What the exercise asks: Copy out every line that contains "marker".

Task inputs:
— START —

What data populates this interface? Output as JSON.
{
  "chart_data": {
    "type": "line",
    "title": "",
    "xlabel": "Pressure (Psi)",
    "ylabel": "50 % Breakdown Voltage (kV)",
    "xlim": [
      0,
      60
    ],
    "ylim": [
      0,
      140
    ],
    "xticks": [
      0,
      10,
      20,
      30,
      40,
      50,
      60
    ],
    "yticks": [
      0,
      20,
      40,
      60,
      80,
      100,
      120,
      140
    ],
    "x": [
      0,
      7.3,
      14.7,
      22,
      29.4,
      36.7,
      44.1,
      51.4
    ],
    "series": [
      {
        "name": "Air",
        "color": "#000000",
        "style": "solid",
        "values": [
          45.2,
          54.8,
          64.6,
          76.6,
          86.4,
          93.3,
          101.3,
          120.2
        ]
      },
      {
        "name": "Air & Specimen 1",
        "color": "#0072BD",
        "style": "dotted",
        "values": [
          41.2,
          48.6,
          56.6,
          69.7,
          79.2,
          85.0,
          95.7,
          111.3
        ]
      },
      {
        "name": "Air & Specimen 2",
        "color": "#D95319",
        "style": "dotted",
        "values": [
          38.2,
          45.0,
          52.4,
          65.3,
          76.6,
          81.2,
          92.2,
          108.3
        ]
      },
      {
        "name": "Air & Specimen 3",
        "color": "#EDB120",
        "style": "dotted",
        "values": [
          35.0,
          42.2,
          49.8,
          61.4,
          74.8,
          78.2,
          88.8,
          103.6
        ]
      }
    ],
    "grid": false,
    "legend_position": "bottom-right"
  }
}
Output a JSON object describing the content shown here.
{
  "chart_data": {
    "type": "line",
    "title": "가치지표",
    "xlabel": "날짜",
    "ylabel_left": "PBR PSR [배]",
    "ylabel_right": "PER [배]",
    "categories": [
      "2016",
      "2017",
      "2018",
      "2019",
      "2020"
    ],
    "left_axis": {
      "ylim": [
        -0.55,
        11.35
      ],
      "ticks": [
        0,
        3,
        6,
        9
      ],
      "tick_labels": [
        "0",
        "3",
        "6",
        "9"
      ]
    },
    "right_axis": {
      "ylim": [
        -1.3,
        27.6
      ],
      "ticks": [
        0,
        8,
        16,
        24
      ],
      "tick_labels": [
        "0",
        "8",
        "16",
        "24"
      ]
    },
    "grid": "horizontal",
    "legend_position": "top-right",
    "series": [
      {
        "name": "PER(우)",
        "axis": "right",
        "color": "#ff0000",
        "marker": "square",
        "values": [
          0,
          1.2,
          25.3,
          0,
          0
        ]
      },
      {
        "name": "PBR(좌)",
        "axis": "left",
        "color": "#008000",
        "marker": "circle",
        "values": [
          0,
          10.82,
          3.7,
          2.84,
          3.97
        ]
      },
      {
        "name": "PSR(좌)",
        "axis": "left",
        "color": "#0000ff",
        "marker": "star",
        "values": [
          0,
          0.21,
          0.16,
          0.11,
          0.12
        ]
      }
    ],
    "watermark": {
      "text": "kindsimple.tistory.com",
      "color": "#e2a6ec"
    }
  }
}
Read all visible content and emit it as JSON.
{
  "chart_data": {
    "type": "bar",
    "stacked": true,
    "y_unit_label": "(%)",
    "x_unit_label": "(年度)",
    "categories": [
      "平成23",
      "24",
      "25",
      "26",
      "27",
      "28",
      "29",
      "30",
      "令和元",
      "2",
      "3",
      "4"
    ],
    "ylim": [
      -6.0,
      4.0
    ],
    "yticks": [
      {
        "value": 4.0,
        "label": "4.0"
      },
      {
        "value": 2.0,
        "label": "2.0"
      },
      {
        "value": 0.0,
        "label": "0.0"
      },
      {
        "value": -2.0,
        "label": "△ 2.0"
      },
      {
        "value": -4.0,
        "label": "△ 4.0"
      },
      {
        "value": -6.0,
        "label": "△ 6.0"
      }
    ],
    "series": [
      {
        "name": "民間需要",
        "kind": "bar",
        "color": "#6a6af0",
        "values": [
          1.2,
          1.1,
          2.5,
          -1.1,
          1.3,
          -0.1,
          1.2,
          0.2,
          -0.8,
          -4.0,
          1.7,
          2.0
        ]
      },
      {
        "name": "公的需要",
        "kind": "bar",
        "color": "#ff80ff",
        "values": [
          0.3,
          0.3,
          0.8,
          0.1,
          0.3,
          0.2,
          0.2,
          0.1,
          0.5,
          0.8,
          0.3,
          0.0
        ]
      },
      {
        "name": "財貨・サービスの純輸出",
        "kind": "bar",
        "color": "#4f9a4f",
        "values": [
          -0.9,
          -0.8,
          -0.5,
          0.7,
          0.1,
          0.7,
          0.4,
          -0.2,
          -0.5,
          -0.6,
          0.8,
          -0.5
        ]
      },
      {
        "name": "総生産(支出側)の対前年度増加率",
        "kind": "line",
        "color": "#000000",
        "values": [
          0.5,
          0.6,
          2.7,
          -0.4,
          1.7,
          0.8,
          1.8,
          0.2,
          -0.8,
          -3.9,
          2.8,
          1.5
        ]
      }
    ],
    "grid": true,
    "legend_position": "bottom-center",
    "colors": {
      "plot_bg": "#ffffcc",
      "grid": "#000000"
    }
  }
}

— END —

Task result:
        "marker": "square",
        "marker": "circle",
        "marker": "star",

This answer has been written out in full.